[YOUR INSTRUCTIONS]
Gather every line holding the string "been".

[DATA RECORDS]
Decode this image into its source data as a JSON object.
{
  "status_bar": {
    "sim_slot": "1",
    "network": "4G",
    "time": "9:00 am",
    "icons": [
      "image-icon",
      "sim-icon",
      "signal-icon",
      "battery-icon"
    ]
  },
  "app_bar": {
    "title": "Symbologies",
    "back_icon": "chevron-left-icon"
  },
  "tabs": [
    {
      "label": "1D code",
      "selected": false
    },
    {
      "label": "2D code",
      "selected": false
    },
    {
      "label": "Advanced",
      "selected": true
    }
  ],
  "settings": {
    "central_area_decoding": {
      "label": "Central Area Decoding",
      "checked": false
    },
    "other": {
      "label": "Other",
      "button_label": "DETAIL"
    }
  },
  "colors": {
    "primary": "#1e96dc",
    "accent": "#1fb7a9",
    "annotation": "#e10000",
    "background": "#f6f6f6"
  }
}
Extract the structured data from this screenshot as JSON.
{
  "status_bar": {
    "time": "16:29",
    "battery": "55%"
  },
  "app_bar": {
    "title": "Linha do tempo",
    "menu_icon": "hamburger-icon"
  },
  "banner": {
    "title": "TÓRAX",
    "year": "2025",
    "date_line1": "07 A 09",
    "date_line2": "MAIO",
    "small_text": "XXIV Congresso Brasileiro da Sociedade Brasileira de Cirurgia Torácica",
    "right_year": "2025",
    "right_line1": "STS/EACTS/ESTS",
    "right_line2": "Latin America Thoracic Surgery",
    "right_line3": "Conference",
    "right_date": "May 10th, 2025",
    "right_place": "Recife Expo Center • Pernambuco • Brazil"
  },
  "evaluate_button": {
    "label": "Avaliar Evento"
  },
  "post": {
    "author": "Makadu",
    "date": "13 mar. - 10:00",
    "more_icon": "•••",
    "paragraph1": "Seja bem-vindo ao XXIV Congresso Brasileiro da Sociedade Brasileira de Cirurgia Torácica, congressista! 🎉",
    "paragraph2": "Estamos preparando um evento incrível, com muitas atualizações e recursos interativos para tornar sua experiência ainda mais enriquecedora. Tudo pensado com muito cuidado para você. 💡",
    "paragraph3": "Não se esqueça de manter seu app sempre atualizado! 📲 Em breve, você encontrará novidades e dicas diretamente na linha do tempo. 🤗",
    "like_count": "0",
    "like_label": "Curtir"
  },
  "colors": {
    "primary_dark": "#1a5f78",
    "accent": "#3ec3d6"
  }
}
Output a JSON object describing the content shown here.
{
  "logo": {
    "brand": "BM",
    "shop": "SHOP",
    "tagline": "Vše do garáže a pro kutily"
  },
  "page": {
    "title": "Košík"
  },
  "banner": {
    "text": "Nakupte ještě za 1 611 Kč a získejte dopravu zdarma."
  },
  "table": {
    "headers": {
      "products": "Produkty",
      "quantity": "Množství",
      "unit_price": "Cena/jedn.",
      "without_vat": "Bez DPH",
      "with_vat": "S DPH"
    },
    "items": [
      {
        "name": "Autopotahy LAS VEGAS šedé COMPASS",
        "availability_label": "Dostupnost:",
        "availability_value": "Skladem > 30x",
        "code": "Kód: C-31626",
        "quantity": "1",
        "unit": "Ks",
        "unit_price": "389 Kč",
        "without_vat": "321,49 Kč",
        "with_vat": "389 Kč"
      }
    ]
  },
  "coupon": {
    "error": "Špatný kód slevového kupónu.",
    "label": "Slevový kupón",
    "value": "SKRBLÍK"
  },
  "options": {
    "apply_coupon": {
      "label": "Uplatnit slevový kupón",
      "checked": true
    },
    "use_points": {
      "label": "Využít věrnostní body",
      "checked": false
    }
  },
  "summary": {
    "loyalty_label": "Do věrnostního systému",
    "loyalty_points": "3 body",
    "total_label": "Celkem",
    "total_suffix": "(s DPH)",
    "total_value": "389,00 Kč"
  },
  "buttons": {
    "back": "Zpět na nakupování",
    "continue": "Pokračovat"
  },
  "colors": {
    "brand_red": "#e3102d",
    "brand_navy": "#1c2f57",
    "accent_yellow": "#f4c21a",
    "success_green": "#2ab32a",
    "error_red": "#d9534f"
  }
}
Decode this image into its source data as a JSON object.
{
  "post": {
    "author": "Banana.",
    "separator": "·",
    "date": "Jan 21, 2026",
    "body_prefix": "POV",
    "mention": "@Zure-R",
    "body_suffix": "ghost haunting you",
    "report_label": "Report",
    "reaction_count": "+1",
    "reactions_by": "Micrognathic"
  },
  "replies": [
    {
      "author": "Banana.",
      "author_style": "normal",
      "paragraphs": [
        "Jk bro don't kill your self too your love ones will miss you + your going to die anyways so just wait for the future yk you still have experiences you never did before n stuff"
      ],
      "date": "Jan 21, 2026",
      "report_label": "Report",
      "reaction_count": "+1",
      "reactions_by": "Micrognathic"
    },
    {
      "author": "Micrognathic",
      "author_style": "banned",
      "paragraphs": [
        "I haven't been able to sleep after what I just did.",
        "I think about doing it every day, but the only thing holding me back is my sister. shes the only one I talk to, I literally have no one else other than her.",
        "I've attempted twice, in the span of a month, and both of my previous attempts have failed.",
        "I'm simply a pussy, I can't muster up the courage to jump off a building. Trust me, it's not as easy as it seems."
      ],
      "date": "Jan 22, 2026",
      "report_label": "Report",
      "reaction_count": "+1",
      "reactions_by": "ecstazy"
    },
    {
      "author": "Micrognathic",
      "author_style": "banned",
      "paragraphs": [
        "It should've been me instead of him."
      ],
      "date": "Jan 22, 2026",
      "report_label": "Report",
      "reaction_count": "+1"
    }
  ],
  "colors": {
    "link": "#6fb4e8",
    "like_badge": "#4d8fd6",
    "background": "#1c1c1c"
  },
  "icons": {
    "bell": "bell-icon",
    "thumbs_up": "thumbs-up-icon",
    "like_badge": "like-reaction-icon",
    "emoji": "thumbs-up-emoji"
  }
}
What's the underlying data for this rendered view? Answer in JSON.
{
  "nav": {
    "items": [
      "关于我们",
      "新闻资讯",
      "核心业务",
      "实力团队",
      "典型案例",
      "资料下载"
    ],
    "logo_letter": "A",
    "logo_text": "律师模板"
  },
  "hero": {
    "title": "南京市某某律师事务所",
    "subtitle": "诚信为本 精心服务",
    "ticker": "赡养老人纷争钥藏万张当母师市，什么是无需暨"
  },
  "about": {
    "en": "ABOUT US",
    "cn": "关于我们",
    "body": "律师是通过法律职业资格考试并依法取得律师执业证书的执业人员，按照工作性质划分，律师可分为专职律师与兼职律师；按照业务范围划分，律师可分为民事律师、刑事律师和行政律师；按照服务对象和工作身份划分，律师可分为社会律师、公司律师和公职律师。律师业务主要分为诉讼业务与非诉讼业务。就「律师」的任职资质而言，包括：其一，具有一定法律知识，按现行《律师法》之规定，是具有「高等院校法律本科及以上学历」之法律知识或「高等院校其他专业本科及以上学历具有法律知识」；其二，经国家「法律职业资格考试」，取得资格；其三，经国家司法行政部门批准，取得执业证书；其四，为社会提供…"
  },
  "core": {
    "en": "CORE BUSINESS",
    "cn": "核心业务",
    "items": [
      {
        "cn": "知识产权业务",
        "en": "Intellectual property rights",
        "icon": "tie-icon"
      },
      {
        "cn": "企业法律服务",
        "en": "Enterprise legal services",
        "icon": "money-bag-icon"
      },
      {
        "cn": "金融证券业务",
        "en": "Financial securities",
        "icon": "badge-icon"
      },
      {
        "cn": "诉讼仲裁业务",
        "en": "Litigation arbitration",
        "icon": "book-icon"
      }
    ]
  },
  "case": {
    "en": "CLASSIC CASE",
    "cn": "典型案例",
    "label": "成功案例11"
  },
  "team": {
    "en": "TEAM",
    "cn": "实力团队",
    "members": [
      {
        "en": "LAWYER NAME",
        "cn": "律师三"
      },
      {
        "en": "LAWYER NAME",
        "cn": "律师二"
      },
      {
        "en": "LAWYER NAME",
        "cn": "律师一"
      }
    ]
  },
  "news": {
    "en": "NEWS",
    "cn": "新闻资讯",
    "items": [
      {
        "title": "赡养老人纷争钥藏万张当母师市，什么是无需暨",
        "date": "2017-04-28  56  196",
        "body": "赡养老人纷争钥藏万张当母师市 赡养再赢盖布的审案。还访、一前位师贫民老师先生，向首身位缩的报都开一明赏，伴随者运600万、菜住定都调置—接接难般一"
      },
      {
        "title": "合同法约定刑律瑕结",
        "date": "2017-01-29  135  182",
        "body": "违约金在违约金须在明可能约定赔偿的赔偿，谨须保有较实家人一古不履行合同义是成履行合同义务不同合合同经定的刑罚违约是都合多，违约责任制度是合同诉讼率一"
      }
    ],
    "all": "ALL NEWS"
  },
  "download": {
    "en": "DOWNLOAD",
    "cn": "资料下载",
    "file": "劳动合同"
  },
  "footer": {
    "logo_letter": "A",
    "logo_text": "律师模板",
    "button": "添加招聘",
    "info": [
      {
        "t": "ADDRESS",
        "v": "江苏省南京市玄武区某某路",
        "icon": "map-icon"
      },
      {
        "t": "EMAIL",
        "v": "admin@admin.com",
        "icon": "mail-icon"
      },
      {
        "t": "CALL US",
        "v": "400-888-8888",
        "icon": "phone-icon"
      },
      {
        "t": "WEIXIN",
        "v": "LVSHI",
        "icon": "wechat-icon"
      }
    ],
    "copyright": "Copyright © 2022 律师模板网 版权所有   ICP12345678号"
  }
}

[SOLUTION BELOW]
        "I haven't been able to sleep after what I just did.",
        "It should've been me instead of him."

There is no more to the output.